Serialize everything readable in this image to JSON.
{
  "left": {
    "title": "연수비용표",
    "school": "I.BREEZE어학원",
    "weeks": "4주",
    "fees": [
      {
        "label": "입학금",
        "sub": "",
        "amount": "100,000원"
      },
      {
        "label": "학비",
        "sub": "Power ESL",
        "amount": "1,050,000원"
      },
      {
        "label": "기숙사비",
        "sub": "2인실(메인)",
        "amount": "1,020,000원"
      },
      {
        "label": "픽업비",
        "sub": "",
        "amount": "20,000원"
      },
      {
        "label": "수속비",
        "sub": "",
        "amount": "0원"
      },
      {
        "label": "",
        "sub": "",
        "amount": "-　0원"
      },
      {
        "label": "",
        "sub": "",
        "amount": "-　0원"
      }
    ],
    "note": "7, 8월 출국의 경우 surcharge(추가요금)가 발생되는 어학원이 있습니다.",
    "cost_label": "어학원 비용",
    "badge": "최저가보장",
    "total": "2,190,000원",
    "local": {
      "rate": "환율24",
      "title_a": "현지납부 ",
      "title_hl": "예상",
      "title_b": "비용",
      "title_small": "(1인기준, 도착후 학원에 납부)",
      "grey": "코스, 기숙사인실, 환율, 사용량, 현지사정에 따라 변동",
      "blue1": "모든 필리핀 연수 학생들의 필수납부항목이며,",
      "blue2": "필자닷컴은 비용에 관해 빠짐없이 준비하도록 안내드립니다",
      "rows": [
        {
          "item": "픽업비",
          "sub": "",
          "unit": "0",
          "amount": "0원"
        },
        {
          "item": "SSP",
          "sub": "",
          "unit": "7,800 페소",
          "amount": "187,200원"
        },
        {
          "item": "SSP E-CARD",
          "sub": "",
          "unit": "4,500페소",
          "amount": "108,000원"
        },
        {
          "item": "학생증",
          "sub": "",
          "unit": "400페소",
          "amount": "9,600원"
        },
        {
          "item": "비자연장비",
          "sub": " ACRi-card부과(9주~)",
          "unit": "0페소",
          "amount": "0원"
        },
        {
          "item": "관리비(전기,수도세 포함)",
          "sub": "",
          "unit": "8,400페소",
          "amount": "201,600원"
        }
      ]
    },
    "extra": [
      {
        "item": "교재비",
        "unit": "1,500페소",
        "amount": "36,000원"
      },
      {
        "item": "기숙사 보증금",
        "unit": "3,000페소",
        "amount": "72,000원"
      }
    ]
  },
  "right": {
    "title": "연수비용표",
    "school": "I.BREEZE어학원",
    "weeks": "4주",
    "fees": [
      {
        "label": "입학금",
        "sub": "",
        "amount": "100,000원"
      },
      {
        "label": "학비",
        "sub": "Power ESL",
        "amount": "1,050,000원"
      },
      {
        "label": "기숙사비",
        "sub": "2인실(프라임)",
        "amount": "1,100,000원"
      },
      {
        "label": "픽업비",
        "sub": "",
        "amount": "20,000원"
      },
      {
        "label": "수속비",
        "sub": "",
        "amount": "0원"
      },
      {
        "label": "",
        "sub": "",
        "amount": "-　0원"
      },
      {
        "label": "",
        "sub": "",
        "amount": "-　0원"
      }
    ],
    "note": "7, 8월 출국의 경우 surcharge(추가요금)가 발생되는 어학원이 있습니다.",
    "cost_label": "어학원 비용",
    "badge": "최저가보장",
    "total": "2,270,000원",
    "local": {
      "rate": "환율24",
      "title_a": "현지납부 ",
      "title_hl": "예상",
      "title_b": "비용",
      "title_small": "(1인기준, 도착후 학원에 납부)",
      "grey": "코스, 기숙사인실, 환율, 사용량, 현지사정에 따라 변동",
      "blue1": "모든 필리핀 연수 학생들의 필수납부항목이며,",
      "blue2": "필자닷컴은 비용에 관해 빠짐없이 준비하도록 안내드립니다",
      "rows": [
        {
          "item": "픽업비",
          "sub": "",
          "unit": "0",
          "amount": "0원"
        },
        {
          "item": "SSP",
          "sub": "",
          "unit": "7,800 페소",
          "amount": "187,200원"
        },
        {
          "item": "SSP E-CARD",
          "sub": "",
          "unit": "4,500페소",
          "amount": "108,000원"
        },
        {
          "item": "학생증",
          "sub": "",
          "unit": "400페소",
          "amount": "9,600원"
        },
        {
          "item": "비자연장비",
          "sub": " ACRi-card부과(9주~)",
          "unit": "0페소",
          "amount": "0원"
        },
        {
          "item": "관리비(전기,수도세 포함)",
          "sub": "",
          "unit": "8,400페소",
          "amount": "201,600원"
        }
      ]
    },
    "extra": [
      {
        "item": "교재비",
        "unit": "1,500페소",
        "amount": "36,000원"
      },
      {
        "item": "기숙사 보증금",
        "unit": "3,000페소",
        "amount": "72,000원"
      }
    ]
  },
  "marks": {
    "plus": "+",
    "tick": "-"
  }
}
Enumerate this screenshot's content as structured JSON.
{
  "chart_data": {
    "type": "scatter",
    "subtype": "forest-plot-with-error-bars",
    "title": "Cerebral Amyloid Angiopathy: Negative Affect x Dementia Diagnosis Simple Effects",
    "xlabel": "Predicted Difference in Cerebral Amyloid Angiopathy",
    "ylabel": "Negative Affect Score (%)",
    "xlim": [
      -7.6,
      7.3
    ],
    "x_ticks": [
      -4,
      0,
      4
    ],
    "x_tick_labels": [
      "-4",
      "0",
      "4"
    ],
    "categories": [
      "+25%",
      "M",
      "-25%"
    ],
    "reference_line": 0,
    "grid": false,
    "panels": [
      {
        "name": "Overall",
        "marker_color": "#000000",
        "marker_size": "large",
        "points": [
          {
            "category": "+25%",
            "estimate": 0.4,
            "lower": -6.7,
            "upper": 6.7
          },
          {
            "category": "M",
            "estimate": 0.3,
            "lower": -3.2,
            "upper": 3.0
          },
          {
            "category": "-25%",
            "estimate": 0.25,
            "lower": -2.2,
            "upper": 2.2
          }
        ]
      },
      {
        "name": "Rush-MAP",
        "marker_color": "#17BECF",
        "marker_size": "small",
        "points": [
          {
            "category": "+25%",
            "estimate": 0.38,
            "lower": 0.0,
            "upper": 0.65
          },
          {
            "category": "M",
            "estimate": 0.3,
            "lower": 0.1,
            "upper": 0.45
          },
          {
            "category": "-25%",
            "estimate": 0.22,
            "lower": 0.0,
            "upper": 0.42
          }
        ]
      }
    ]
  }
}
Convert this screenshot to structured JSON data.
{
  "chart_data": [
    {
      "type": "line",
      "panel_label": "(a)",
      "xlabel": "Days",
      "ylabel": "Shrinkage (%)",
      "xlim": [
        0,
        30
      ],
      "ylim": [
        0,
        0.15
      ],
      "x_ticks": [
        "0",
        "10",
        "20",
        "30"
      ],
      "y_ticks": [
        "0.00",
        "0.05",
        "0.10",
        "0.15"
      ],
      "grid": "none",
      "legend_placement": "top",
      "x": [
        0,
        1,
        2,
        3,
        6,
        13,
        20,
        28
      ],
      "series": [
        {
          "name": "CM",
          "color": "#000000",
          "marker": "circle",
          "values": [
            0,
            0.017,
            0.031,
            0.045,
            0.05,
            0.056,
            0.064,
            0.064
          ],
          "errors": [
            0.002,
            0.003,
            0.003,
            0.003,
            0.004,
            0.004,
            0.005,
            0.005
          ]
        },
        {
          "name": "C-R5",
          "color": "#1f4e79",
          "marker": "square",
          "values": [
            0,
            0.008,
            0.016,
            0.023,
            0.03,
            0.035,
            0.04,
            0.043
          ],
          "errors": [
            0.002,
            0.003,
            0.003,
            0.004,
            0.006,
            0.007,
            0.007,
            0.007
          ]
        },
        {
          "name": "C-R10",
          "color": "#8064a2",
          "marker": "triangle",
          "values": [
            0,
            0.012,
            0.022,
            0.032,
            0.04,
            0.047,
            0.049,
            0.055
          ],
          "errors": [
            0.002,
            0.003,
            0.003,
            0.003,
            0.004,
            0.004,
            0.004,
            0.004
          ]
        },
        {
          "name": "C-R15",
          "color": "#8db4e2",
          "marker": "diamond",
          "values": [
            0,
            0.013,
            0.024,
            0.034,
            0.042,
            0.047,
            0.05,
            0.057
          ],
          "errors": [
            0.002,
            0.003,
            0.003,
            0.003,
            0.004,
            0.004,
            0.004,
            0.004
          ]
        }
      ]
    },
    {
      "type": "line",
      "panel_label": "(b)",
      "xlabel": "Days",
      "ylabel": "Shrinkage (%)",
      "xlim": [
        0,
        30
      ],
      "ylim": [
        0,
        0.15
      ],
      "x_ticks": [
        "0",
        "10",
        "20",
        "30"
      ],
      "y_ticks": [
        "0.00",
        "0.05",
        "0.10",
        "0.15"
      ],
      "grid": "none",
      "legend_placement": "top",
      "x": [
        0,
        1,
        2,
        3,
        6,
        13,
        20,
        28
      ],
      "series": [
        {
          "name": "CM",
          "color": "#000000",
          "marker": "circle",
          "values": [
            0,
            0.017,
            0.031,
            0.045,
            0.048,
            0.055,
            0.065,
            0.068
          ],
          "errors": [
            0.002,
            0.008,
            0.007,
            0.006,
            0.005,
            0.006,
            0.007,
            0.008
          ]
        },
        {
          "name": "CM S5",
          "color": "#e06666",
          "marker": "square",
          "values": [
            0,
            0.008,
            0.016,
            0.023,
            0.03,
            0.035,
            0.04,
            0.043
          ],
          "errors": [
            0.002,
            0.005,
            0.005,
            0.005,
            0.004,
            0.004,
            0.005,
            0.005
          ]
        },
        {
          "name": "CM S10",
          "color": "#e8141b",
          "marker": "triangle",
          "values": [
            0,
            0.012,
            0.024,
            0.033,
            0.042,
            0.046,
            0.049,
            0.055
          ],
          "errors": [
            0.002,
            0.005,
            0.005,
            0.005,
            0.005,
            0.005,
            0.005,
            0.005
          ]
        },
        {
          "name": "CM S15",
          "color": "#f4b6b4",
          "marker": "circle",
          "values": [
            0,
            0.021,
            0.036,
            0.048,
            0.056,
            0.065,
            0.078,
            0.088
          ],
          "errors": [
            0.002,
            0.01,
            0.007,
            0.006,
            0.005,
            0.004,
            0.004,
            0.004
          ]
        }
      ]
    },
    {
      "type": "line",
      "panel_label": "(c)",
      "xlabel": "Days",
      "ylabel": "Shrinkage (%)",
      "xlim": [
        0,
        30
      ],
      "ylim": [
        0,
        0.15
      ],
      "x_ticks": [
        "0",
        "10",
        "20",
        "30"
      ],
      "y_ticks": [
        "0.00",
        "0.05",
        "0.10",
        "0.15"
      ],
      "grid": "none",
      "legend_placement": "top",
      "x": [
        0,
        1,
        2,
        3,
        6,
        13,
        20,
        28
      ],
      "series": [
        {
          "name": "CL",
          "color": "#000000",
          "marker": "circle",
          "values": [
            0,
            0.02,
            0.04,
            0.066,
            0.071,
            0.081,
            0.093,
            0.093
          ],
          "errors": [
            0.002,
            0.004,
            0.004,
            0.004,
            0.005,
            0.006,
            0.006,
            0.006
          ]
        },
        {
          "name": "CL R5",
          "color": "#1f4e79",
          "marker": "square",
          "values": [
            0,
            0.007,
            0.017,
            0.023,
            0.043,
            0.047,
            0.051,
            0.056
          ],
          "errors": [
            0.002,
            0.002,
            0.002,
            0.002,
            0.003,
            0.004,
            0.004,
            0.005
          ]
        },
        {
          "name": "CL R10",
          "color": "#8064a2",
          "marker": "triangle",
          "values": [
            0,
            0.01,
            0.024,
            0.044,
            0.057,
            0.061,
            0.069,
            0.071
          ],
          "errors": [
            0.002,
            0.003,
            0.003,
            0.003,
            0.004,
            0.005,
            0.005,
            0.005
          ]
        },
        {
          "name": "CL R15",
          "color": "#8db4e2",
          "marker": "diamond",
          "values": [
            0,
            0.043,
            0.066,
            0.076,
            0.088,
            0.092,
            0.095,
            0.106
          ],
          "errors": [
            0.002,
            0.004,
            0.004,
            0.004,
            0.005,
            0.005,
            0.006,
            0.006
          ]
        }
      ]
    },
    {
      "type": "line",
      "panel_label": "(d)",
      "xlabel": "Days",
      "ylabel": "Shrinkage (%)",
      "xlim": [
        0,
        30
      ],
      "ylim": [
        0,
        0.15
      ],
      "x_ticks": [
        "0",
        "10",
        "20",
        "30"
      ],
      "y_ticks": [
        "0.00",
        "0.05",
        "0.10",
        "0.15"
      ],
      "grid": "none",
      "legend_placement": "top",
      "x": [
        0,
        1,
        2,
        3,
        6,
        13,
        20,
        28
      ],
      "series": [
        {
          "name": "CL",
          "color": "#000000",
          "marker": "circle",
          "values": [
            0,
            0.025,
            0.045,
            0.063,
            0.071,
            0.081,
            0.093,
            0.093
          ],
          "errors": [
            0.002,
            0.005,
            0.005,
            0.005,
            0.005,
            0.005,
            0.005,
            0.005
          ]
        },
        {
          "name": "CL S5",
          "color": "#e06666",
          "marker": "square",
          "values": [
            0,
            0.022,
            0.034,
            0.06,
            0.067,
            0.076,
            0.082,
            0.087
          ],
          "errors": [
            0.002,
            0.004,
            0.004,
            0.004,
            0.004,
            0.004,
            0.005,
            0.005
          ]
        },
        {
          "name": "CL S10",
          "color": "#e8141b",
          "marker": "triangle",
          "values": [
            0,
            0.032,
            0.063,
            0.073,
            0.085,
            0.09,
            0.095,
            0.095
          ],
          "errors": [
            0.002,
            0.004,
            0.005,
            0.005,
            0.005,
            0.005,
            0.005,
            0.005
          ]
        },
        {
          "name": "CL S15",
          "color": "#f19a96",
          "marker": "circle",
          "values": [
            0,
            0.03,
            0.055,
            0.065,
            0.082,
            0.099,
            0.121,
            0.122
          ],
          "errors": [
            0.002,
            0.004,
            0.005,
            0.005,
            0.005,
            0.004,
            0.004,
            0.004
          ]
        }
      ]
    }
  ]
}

# # # #

EXERCISE TASK: Only lines with the string "Cerebral" belong in your answer; copy each one.

SOLUTION FOR THIS TASK:
    "title": "Cerebral Amyloid Angiopathy: Negative Affect x Dementia Diagnosis Simple Effects",
    "xlabel": "Predicted Difference in Cerebral Amyloid Angiopathy",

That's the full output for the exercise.